Lavoro richiesto
A - Elenca tutte le fonti normative che il brano sul privacy officer cita con un nome proprio o con un numero.
B - Scrivi il seguito del brano sul privacy officer, cominciando subito dopo la sua ultima frase.

La figura del privacy officer, invece, come già specificato, non è prevista né dal Codice Privacy, né da nessun’altra norma dell’ordinamento italiano: in tale prospettiva, nello spirito della Legge 4/2013 e a tutela dei consumatori e dei soggetti che intendono acquisire determinate competenze in ambito privacy, nell’articolo oscurato veniva posta in evidenza anche la necessità di fare particolare attenzione a quegli enti che affermano di poter “certificare” le competenze di una data figura professionale in ambito privacy.

Sul punto, la citata legge 4/2013, all'art. 7, comma 1, precisa che “al fine di tutelare i consumatori e di garantire la trasparenza del mercato dei servizi professionali, le associazioni professionali possono rilasciare ai propri iscritti, previe le necessarie verifiche, sotto la responsabilità del proprio rappresentante legale, un’attestazione relativa:

f) all'eventuale possesso da parte del professionista iscritto di una certificazione, rilasciata da un organismo accreditato, relativa alla conformità alla norma tecnica UNI”.

Ciò significa che, in assenza di una specifica norma UNI che definisca dettagliatamente le competenze riferibili all’ambito professionale tutelato, non è possibile procedere alla certificazione di quei requisiti professionali: infatti, se non esiste la norma UNI su quelle determinate competenze professionali, allora vuol dire che quelle stesse competenze non sono “certificabili” da nessuna associazione o ente, i quali possono però limitarsi a “qualificare” (e non a “certificare”) tali competenze, come in effetti previsto dalla Legge 4/2013.

Questo comporta quindi che le associazioni professionali, ai sensi della Legge 4/2013, attualmente non possano certificare il possesso di determinate competenze in ambito privacy, ma possano solo attestare – attraverso, ad esempio, il rilascio del “tesserino” professionale quale attestato di qualità e di qualificazione professionale dei servizi - il possesso da parte del professionista di una serie di requisiti, tra cui l'eventuale possesso di una certificazione rilasciata da un ente terzo accreditato. Tuttavia - lo si ripete - nel caso delle competenze in ambito privacy, a causa della mancanza di una specifica norma UNI su tali competenze, tale certificazione non risulta possibile.

L’articolo oscurato, quindi, non rappresentava una critica ai professionisti, ma a tutti gli organismi che, a pagamento, rilasciano certificazioni relative alla figura del privacy officer potenzialmente fuorvianti per i consumatori e per il mercato, in quanto ad oggi non esiste alcuna norma tecnica UNI che ne disciplini le competenze. In particolare, nel contributo rimosso si faceva riferimento ai casi in cui alcune associazioni hanno asserito di poter certificare le competenze del privacy officer creando un proprio schema proprietario di riferimento e facendo riferimento alla norma UNI/ISO 17024[3]: attualmente questa disciplina di “soft law” non disciplina, però, né le competenze del privacy officer (anche perché il Regolamento europeo è ancora in fase di bozza), né - più in generale - quelle di un qualsiasi professionista in ambito privacy, bensì stabilisce i requisiti per gli organismi (e non per i professionisti!) che operano in tutti i settori della certificazione delle persone: appare evidente, dunque, che in base alla norma UNI/ISO 17024 non possano essere certificate le competenze delle persone (professionisti), ma solo i requisiti specifici per gli organismi e gli enti affinché possano ritenersi idonei a loro volta a rilasciare certificazioni.

Dati forniti
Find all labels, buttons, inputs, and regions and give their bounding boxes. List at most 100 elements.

Risposte finali
A -
- Codice Privacy
- Legge 4/2013
- norma UNI/ISO 17024
- Regolamento europeo

B -
In estrema sintesi, dunque, nell’articolo in questione si evidenziava che alcuni organismi o associazioni affermano erroneamente che la ISO 17024 certifica i privacy officer, quando invece la norma ISO 17024[4] non può certificare professionisti perché invece stabilisce i requisiti per gli enti di certificazione.

Sempre nella prospettiva di fare chiarezza per tutelare i consumatori e il mercato, nel contributo oscurato si è fatto riferimento anche al rischio che al privacy officer, o consulente privacy, vengano erroneamente attribuite competenze di tipo giuridico-legale che possano travalicare quelle di tipo organizzativo e metodologico proprie, invece, del Responsabile del trattamento dei dati personali (competenze che, invece, presuppongono ovviamente una conoscenza delle norme, ma non una loro interpretazione relativa alla corretta applicazione delle stesse), sfociando in quelle riservate agli Avvocati dalla Legge 31 dicembre 2012, n. 247 (recante la “Nuova disciplina dell’ordinamento della professione forense”)[5].

In definitiva, occorre porre particolare attenzione alle problematiche che potrebbero nascere proprio rispetto alle effettive competenze giuridiche dei soggetti che esercitano tale attività di consulenza legale in ambito privacy ma che non sono Avvocati. Ciò non per mero spirito “protezionistico” dell’Ordine professionale, ma perché l’avallo - soprattutto dello stesso Ordine forense -dell’esercizio delle competenze professionali di natura strettamente legale da parte di chi non possieda la formazione giuridica adeguata potrebbe generare confusione nei clienti, che devono essere tutelati proprio perché potrebbero non essere in grado di valutare le effettive competenze del professionista a cui intendono chiedere servizi di consulenza[6].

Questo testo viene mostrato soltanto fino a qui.